Given problem -> Present each line of the entries below that holds the word "mean".

Source records ->
════

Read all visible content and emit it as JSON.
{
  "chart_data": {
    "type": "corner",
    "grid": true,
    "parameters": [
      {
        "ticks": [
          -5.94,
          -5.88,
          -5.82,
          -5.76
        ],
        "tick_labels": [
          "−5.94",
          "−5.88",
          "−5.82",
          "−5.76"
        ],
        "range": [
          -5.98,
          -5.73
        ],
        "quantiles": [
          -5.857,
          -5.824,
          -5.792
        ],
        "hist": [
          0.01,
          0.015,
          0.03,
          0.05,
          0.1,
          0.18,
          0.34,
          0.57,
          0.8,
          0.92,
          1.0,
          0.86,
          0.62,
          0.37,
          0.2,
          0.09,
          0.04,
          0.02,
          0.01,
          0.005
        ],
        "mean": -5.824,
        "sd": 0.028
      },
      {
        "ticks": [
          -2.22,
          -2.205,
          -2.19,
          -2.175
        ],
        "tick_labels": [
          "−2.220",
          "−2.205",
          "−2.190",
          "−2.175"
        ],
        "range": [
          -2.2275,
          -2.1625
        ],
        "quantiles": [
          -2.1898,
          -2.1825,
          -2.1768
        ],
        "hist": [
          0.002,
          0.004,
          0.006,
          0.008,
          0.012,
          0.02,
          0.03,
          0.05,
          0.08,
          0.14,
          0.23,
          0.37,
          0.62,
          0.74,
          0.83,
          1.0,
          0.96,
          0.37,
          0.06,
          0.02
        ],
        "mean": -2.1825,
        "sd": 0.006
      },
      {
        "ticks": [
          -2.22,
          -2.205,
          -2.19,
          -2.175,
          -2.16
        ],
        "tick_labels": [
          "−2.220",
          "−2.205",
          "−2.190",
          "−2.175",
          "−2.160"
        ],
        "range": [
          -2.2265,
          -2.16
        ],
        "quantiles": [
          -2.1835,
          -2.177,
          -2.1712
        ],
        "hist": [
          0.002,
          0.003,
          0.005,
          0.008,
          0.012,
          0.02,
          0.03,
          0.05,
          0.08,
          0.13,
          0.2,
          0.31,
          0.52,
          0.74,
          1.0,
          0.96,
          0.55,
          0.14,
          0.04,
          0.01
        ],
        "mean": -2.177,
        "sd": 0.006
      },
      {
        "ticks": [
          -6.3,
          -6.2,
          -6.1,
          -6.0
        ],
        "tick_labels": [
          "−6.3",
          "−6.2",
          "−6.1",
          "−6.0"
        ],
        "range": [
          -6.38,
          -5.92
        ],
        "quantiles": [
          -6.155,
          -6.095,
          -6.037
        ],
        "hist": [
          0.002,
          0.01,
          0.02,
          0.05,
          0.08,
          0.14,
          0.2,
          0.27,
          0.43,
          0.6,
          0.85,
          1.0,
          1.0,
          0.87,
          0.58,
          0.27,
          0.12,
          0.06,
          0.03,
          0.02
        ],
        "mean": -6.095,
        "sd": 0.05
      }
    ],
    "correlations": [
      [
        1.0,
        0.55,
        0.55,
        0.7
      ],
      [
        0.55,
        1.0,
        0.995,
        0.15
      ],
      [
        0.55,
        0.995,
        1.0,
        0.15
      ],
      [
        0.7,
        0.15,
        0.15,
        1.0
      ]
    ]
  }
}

════

Written response ->
        "mean": -5.824,
        "mean": -2.1825,
        "mean": -2.177,
        "mean": -6.095,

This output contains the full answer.